> **RAW RECORDS**:
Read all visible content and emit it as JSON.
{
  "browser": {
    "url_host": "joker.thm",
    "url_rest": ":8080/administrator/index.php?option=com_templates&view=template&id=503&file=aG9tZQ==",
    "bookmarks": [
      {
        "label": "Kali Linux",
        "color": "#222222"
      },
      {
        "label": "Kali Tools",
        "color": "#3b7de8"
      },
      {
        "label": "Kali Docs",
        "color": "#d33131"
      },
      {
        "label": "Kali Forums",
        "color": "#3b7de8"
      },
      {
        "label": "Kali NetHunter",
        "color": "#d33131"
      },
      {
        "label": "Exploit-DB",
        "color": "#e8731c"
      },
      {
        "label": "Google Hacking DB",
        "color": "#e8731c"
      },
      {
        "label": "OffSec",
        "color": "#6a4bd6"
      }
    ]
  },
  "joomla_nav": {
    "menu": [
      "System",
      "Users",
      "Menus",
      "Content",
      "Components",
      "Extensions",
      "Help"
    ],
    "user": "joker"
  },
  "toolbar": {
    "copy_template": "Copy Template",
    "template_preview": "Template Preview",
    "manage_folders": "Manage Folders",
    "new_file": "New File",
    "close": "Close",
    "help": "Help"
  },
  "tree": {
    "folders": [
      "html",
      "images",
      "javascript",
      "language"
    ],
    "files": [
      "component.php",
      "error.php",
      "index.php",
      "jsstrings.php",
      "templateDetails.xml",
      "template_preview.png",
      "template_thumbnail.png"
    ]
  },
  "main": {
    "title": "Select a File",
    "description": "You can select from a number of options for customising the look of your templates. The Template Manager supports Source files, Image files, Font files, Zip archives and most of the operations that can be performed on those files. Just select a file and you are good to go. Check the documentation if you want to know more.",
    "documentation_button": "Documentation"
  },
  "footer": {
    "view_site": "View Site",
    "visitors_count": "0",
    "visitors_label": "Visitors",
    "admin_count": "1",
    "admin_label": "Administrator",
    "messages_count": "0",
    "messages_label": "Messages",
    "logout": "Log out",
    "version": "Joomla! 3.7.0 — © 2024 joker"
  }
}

> **WHAT THE TASK ASKS**: Exactly as shown above, return every record.

> **RESULT OF THE EXERCISE**:
Read all visible content and emit it as JSON.
{
  "browser": {
    "url_host": "joker.thm",
    "url_rest": ":8080/administrator/index.php?option=com_templates&view=template&id=503&file=aG9tZQ==",
    "bookmarks": [
      {
        "label": "Kali Linux",
        "color": "#222222"
      },
      {
        "label": "Kali Tools",
        "color": "#3b7de8"
      },
      {
        "label": "Kali Docs",
        "color": "#d33131"
      },
      {
        "label": "Kali Forums",
        "color": "#3b7de8"
      },
      {
        "label": "Kali NetHunter",
        "color": "#d33131"
      },
      {
        "label": "Exploit-DB",
        "color": "#e8731c"
      },
      {
        "label": "Google Hacking DB",
        "color": "#e8731c"
      },
      {
        "label": "OffSec",
        "color": "#6a4bd6"
      }
    ]
  },
  "joomla_nav": {
    "menu": [
      "System",
      "Users",
      "Menus",
      "Content",
      "Components",
      "Extensions",
      "Help"
    ],
    "user": "joker"
  },
  "toolbar": {
    "copy_template": "Copy Template",
    "template_preview": "Template Preview",
    "manage_folders": "Manage Folders",
    "new_file": "New File",
    "close": "Close",
    "help": "Help"
  },
  "tree": {
    "folders": [
      "html",
      "images",
      "javascript",
      "language"
    ],
    "files": [
      "component.php",
      "error.php",
      "index.php",
      "jsstrings.php",
      "templateDetails.xml",
      "template_preview.png",
      "template_thumbnail.png"
    ]
  },
  "main": {
    "title": "Select a File",
    "description": "You can select from a number of options for customising the look of your templates. The Template Manager supports Source files, Image files, Font files, Zip archives and most of the operations that can be performed on those files. Just select a file and you are good to go. Check the documentation if you want to know more.",
    "documentation_button": "Documentation"
  },
  "footer": {
    "view_site": "View Site",
    "visitors_count": "0",
    "visitors_label": "Visitors",
    "admin_count": "1",
    "admin_label": "Administrator",
    "messages_count": "0",
    "messages_label": "Messages",
    "logout": "Log out",
    "version": "Joomla! 3.7.0 — © 2024 joker"
  }
}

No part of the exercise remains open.